* [WRITTEN PROBLEM] Go through the listing and copy each line with the string "Surat".

Dataset records
▽

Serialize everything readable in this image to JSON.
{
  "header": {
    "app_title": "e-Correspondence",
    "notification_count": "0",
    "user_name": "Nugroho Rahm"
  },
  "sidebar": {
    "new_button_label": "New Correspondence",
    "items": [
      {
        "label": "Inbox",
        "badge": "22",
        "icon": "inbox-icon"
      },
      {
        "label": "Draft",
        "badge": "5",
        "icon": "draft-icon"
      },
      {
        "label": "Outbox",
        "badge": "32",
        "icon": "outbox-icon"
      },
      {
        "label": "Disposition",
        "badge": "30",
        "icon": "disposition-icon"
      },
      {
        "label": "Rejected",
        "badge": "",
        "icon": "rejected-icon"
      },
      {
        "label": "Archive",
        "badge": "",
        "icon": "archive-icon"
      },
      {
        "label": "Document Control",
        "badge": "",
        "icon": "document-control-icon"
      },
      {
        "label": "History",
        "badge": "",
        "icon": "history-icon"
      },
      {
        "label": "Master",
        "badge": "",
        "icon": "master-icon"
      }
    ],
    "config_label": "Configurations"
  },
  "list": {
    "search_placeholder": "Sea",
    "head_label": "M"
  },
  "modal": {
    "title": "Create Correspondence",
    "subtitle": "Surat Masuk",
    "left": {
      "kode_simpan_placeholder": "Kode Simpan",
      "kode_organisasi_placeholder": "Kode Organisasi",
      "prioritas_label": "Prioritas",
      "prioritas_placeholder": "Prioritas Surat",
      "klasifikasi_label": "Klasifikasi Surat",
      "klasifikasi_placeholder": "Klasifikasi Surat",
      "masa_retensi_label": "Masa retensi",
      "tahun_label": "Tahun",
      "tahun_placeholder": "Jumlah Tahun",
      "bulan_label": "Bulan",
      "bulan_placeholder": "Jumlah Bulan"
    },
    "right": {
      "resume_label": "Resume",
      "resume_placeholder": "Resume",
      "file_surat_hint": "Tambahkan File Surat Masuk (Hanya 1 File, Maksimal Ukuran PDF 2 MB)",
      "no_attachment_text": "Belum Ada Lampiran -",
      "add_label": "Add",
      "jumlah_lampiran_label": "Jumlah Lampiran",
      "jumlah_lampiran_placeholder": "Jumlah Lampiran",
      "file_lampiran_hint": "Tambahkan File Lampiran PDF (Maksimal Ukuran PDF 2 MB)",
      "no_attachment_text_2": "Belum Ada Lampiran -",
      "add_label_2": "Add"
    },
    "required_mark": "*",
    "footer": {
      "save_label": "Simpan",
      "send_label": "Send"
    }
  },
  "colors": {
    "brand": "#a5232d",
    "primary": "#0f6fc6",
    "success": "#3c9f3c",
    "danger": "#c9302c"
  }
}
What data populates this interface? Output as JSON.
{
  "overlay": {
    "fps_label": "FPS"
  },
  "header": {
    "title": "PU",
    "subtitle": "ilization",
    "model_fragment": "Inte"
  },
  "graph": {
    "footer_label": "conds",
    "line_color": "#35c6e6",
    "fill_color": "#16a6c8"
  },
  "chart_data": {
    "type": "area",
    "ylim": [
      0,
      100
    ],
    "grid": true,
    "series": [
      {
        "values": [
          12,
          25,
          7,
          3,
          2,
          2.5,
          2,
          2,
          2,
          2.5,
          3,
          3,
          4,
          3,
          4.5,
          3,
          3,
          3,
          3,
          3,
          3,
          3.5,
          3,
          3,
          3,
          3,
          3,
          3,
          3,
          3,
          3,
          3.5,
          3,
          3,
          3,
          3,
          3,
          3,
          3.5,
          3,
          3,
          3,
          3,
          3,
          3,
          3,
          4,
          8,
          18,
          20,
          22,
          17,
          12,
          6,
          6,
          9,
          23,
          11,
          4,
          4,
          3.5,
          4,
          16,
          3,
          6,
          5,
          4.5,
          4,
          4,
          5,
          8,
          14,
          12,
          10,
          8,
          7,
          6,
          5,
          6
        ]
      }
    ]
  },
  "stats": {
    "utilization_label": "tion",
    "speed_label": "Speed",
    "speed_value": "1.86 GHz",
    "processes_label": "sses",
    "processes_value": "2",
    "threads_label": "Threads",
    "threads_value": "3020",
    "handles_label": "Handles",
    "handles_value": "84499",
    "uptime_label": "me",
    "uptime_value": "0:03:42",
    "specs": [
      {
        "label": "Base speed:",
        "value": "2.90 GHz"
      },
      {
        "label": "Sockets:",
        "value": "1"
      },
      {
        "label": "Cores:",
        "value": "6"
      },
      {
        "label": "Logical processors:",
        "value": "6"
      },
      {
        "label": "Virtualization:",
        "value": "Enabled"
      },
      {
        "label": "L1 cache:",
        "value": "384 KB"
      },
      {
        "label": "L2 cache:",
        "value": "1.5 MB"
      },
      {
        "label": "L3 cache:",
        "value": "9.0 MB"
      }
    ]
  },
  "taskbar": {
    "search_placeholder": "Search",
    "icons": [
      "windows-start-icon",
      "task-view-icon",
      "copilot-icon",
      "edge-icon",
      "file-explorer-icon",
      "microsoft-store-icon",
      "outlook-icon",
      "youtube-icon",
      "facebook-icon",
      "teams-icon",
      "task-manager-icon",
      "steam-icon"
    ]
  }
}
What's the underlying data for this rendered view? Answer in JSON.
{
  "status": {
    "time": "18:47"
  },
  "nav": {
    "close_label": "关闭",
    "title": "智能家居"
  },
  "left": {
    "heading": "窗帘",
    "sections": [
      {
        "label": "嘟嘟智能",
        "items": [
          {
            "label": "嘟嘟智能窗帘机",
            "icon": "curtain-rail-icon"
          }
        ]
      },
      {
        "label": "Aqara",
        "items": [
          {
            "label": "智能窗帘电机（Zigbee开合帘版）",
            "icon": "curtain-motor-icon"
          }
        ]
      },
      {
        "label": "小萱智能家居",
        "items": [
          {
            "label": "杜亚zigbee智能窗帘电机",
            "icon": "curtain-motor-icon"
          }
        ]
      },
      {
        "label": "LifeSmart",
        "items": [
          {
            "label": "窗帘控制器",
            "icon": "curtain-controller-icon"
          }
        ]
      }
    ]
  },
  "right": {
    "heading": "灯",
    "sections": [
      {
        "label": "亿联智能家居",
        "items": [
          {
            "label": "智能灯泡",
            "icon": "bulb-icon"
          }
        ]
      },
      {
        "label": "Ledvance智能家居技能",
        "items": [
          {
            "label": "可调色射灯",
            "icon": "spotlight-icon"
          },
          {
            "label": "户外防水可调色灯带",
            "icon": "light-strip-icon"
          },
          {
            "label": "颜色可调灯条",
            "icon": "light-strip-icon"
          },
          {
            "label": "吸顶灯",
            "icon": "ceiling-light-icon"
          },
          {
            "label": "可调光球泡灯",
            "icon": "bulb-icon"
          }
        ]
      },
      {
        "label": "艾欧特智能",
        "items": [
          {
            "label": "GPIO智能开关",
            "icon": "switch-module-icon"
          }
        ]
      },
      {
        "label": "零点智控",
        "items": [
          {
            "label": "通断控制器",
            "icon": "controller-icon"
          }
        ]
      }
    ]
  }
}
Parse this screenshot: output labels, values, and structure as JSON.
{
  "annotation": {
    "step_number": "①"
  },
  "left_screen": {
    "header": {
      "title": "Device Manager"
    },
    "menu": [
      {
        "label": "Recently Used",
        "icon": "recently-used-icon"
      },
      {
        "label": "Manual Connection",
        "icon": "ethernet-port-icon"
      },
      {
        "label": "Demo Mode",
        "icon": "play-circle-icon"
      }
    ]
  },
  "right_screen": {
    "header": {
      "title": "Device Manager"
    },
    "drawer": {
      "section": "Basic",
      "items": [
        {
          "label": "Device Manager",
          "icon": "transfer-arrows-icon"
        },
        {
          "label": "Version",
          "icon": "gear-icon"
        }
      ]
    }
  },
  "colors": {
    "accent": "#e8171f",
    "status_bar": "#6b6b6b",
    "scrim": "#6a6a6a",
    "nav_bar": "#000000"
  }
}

△

* [EXERCISE RESPONSE]
    "subtitle": "Surat Masuk",
      "prioritas_placeholder": "Prioritas Surat",
      "klasifikasi_label": "Klasifikasi Surat",
      "klasifikasi_placeholder": "Klasifikasi Surat",
      "file_surat_hint": "Tambahkan File Surat Masuk (Hanya 1 File, Maksimal Ukuran PDF 2 MB)",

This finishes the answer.